→ Required work: Find how many lines of the listing include the string "this", and report only that figure.

→ Given records:
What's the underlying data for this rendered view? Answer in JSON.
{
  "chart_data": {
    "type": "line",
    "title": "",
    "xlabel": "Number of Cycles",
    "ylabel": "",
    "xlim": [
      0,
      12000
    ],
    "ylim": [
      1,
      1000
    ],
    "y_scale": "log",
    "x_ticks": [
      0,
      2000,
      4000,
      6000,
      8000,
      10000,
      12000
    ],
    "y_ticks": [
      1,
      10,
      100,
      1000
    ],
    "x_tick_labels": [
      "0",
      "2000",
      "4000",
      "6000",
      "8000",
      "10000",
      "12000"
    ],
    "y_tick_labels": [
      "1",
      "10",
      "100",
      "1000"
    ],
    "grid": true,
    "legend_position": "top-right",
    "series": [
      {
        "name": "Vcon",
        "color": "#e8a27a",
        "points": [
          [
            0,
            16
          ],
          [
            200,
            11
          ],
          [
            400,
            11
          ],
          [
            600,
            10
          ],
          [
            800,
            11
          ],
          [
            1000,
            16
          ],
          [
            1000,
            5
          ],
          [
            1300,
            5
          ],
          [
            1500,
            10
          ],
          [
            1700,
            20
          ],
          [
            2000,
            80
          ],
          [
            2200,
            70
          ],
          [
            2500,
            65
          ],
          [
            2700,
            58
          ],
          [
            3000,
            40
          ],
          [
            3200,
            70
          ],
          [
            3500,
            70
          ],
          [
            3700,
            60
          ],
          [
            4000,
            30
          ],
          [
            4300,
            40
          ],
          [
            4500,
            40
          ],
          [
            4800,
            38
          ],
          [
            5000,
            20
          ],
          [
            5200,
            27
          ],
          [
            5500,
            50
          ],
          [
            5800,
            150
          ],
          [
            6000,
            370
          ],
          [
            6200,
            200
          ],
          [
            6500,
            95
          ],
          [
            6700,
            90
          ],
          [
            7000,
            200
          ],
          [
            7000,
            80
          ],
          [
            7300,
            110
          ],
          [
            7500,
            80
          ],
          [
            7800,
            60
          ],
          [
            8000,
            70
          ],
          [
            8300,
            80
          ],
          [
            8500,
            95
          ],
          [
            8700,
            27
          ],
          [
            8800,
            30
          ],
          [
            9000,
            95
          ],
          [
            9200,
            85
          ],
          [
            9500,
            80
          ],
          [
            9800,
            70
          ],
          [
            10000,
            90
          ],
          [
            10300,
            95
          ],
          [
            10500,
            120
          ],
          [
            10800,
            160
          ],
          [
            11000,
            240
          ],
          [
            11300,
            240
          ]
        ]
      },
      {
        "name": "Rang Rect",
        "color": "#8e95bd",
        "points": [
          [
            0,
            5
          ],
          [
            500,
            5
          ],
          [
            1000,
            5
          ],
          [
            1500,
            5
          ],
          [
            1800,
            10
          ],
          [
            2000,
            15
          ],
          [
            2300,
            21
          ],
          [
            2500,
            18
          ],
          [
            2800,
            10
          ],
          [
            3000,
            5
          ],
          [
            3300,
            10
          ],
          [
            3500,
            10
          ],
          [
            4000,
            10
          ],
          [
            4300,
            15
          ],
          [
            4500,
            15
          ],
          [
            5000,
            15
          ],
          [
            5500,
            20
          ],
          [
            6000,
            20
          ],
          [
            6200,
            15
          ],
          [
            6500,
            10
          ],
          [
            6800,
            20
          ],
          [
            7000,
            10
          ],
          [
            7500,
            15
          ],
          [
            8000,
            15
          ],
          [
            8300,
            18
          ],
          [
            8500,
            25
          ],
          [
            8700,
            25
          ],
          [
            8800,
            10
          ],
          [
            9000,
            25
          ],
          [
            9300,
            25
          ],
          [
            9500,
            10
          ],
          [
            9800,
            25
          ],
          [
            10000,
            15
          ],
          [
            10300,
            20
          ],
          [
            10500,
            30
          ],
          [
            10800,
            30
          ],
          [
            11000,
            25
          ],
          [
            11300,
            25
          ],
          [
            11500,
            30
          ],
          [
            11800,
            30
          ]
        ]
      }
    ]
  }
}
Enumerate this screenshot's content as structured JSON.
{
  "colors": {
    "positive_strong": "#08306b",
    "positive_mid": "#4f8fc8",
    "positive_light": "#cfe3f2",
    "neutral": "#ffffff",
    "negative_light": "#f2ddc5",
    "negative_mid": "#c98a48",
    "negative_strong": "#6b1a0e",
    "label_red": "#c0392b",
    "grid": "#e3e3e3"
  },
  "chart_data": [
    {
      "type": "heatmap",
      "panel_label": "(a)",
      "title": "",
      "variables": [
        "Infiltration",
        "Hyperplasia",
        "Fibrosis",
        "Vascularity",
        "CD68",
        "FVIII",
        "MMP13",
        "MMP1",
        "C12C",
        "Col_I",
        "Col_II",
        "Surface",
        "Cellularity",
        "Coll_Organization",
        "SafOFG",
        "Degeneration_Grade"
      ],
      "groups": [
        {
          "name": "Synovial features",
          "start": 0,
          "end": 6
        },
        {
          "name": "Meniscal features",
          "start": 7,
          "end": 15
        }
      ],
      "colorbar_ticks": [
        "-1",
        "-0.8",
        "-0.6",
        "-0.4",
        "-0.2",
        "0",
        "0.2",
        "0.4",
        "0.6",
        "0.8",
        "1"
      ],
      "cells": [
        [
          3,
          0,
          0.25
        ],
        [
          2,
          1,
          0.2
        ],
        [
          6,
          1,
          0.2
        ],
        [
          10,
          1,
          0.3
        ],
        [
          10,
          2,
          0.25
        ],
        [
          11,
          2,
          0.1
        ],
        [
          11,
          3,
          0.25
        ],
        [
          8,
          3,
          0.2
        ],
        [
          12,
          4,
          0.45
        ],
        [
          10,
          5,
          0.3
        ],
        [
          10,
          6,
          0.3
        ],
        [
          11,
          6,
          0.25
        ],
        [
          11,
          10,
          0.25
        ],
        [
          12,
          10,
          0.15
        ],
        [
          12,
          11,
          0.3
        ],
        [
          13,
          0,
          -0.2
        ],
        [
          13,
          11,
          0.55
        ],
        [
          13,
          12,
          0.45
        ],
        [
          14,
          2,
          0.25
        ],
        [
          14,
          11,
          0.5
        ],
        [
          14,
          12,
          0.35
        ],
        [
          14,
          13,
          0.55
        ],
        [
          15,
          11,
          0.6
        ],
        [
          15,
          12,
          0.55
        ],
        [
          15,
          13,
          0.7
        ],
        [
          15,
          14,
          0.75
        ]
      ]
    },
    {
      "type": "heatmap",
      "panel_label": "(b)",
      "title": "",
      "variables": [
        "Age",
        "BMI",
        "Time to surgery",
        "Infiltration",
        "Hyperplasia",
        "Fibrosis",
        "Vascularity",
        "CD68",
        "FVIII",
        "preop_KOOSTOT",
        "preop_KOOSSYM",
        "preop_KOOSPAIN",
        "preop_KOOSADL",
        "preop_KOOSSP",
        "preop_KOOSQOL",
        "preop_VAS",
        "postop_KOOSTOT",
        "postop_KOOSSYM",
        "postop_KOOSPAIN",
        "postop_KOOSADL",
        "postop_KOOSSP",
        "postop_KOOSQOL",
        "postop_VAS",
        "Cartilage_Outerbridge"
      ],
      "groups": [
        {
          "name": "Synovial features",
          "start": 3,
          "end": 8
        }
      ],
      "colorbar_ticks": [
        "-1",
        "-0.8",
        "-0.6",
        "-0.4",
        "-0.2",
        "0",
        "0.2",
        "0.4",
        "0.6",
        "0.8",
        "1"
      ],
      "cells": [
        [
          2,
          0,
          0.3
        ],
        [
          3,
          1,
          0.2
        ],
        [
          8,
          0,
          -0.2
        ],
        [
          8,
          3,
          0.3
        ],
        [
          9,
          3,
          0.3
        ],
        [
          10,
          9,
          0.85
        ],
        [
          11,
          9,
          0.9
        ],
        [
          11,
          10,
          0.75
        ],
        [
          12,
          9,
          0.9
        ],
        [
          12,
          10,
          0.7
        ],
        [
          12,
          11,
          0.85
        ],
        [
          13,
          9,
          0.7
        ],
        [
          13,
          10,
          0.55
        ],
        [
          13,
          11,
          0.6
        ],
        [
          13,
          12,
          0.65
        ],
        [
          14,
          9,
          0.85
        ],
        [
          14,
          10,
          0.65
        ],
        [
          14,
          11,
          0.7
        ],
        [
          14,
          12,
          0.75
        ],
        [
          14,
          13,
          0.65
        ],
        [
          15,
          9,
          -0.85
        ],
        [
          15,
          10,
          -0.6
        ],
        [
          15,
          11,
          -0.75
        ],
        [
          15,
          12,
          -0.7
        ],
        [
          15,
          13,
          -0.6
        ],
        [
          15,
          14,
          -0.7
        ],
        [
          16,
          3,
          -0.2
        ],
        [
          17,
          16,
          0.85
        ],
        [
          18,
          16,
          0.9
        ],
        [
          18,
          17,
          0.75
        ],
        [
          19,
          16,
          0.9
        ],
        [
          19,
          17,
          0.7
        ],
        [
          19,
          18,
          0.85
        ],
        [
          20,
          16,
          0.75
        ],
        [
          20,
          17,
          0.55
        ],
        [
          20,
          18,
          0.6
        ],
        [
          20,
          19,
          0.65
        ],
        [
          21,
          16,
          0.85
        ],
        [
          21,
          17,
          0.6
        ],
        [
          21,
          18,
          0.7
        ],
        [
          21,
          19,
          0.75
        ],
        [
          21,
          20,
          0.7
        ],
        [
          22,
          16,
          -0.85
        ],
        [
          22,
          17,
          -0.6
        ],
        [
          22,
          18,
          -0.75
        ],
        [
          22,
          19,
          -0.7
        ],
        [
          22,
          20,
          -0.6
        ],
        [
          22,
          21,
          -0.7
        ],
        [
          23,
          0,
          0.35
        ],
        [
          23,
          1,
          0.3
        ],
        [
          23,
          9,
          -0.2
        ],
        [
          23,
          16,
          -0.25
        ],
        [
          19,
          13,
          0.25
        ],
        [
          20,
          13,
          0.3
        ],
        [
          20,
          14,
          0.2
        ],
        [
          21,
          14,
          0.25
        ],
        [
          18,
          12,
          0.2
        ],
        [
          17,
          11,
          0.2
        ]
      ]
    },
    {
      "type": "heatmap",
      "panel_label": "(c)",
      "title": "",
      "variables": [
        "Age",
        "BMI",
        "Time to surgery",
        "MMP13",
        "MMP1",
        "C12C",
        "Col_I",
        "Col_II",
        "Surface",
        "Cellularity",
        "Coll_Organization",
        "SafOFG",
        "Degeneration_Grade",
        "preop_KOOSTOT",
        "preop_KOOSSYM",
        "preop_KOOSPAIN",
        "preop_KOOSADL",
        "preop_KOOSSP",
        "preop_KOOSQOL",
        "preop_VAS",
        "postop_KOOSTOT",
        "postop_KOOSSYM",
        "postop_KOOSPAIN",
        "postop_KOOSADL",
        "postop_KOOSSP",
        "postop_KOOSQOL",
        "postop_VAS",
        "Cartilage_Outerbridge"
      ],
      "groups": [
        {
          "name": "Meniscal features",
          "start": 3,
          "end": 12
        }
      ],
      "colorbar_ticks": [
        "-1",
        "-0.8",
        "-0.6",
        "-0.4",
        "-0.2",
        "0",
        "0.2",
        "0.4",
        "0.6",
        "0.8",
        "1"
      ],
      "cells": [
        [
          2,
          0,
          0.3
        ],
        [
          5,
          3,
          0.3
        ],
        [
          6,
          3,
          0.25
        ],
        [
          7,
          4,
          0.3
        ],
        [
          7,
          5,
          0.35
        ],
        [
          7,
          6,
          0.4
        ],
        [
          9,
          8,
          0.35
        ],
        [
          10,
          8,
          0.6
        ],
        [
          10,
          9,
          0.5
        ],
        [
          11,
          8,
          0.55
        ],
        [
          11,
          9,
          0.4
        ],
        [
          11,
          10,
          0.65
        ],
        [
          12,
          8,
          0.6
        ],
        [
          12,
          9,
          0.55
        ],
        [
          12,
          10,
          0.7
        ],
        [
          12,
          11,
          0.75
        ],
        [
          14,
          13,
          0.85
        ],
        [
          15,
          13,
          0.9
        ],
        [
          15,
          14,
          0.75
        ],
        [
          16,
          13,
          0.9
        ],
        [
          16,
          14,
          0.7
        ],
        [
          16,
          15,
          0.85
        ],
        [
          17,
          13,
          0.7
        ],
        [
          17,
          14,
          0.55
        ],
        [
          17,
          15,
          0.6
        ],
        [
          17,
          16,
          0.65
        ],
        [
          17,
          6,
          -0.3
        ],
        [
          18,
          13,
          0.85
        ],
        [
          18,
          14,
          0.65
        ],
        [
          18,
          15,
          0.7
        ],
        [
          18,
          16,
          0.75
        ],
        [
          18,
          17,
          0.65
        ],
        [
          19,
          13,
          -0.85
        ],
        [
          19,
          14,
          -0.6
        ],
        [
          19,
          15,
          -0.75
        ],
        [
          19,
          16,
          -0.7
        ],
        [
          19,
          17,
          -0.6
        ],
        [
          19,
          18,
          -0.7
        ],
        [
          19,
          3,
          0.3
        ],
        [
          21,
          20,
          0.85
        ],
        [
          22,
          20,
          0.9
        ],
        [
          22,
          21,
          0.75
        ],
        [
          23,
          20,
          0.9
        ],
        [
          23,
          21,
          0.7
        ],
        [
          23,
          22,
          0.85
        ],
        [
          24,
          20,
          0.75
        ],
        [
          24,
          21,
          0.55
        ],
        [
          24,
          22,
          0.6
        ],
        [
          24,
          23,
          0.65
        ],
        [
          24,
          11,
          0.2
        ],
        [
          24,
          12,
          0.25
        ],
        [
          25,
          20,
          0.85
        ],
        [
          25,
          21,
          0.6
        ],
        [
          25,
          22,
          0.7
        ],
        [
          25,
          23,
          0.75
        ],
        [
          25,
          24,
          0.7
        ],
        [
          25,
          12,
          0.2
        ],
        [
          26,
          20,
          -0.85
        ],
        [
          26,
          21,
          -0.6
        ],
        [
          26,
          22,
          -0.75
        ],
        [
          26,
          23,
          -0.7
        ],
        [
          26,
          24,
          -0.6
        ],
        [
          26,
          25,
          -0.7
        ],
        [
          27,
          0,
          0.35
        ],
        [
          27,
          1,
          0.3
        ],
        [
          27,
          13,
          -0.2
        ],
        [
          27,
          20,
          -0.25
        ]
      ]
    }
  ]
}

→ Worked answer: 2